GOAL OF THE EXERCISE → Print, exactly and completely, every entry in the data.

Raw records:
• • • •
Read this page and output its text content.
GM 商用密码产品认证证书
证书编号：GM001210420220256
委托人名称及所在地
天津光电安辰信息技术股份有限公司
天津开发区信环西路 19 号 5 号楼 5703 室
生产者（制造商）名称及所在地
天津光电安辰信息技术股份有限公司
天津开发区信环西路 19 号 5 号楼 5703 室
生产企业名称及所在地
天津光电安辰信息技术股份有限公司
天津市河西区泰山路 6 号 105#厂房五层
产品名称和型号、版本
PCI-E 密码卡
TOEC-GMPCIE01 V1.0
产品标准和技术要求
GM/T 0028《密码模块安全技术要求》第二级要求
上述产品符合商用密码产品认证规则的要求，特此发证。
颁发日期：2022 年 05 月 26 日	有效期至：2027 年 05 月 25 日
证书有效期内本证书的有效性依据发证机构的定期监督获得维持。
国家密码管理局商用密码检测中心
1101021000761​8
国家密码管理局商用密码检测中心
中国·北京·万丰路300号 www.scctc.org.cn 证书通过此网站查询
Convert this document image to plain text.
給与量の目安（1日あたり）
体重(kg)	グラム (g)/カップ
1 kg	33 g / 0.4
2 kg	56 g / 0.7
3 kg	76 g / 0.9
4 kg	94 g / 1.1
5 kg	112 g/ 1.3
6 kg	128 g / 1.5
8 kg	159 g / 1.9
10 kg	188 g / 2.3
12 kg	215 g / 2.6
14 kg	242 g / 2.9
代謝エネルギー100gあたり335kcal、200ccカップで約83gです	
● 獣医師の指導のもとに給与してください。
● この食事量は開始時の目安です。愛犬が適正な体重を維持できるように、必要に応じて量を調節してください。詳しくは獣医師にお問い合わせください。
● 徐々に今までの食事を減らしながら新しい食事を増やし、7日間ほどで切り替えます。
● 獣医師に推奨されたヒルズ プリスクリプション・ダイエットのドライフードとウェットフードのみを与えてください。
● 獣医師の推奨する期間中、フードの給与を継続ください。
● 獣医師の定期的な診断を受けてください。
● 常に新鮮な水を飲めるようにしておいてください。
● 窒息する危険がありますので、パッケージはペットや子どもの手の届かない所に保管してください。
• • • •
FULL OUTPUT →
Read this page and output its text content.
GM 商用密码产品认证证书
证书编号：GM001210420220256
委托人名称及所在地
天津光电安辰信息技术股份有限公司
天津开发区信环西路 19 号 5 号楼 5703 室
生产者（制造商）名称及所在地
天津光电安辰信息技术股份有限公司
天津开发区信环西路 19 号 5 号楼 5703 室
生产企业名称及所在地
天津光电安辰信息技术股份有限公司
天津市河西区泰山路 6 号 105#厂房五层
产品名称和型号、版本
PCI-E 密码卡
TOEC-GMPCIE01 V1.0
产品标准和技术要求
GM/T 0028《密码模块安全技术要求》第二级要求
上述产品符合商用密码产品认证规则的要求，特此发证。
颁发日期：2022 年 05 月 26 日	有效期至：2027 年 05 月 25 日
证书有效期内本证书的有效性依据发证机构的定期监督获得维持。
国家密码管理局商用密码检测中心
1101021000761​8
国家密码管理局商用密码检测中心
中国·北京·万丰路300号 www.scctc.org.cn 证书通过此网站查询
Convert this document image to plain text.
給与量の目安（1日あたり）
体重(kg)	グラム (g)/カップ
1 kg	33 g / 0.4
2 kg	56 g / 0.7
3 kg	76 g / 0.9
4 kg	94 g / 1.1
5 kg	112 g/ 1.3
6 kg	128 g / 1.5
8 kg	159 g / 1.9
10 kg	188 g / 2.3
12 kg	215 g / 2.6
14 kg	242 g / 2.9
代謝エネルギー100gあたり335kcal、200ccカップで約83gです	
● 獣医師の指導のもとに給与してください。
● この食事量は開始時の目安です。愛犬が適正な体重を維持できるように、必要に応じて量を調節してください。詳しくは獣医師にお問い合わせください。
● 徐々に今までの食事を減らしながら新しい食事を増やし、7日間ほどで切り替えます。
● 獣医師に推奨されたヒルズ プリスクリプション・ダイエットのドライフードとウェットフードのみを与えてください。
● 獣医師の推奨する期間中、フードの給与を継続ください。
● 獣医師の定期的な診断を受けてください。
● 常に新鮮な水を飲めるようにしておいてください。
● 窒息する危険がありますので、パッケージはペットや子どもの手の届かない所に保管してください。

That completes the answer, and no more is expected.